• **WRITTEN TASK**
Repeat the entire listing exactly as written.

Figure record extracts

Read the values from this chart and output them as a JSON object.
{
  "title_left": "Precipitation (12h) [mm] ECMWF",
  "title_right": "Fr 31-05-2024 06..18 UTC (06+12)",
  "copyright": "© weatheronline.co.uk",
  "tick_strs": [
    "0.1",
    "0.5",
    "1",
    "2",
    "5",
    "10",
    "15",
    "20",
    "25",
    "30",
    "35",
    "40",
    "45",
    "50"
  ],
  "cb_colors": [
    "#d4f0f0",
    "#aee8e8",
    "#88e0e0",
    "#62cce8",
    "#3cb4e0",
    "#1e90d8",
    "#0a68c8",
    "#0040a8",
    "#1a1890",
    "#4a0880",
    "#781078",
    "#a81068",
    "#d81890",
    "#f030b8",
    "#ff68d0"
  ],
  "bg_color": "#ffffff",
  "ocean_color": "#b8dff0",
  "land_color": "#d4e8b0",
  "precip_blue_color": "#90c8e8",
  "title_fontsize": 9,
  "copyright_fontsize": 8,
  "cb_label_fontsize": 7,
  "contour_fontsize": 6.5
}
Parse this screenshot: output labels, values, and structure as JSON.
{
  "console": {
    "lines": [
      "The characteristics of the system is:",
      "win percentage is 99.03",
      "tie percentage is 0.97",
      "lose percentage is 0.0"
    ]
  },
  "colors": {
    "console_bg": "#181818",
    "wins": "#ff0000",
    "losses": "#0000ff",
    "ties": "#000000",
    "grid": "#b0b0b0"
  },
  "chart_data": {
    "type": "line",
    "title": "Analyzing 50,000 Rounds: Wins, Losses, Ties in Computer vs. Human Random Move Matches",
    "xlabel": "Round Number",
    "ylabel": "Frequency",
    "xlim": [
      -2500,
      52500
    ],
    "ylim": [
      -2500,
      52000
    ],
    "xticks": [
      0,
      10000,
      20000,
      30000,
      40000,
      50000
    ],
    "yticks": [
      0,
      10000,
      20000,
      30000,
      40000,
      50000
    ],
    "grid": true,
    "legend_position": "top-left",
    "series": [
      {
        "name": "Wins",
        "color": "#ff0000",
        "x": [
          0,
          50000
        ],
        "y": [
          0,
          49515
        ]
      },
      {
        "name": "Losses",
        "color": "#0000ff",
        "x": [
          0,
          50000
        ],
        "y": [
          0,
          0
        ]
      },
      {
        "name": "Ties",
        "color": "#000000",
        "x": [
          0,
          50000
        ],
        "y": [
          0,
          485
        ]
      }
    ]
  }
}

• **RESPONSE**
Read the values from this chart and output them as a JSON object.
{
  "title_left": "Precipitation (12h) [mm] ECMWF",
  "title_right": "Fr 31-05-2024 06..18 UTC (06+12)",
  "copyright": "© weatheronline.co.uk",
  "tick_strs": [
    "0.1",
    "0.5",
    "1",
    "2",
    "5",
    "10",
    "15",
    "20",
    "25",
    "30",
    "35",
    "40",
    "45",
    "50"
  ],
  "cb_colors": [
    "#d4f0f0",
    "#aee8e8",
    "#88e0e0",
    "#62cce8",
    "#3cb4e0",
    "#1e90d8",
    "#0a68c8",
    "#0040a8",
    "#1a1890",
    "#4a0880",
    "#781078",
    "#a81068",
    "#d81890",
    "#f030b8",
    "#ff68d0"
  ],
  "bg_color": "#ffffff",
  "ocean_color": "#b8dff0",
  "land_color": "#d4e8b0",
  "precip_blue_color": "#90c8e8",
  "title_fontsize": 9,
  "copyright_fontsize": 8,
  "cb_label_fontsize": 7,
  "contour_fontsize": 6.5
}
Parse this screenshot: output labels, values, and structure as JSON.
{
  "console": {
    "lines": [
      "The characteristics of the system is:",
      "win percentage is 99.03",
      "tie percentage is 0.97",
      "lose percentage is 0.0"
    ]
  },
  "colors": {
    "console_bg": "#181818",
    "wins": "#ff0000",
    "losses": "#0000ff",
    "ties": "#000000",
    "grid": "#b0b0b0"
  },
  "chart_data": {
    "type": "line",
    "title": "Analyzing 50,000 Rounds: Wins, Losses, Ties in Computer vs. Human Random Move Matches",
    "xlabel": "Round Number",
    "ylabel": "Frequency",
    "xlim": [
      -2500,
      52500
    ],
    "ylim": [
      -2500,
      52000
    ],
    "xticks": [
      0,
      10000,
      20000,
      30000,
      40000,
      50000
    ],
    "yticks": [
      0,
      10000,
      20000,
      30000,
      40000,
      50000
    ],
    "grid": true,
    "legend_position": "top-left",
    "series": [
      {
        "name": "Wins",
        "color": "#ff0000",
        "x": [
          0,
          50000
        ],
        "y": [
          0,
          49515
        ]
      },
      {
        "name": "Losses",
        "color": "#0000ff",
        "x": [
          0,
          50000
        ],
        "y": [
          0,
          0
        ]
      },
      {
        "name": "Ties",
        "color": "#000000",
        "x": [
          0,
          50000
        ],
        "y": [
          0,
          485
        ]
      }
    ]
  }
}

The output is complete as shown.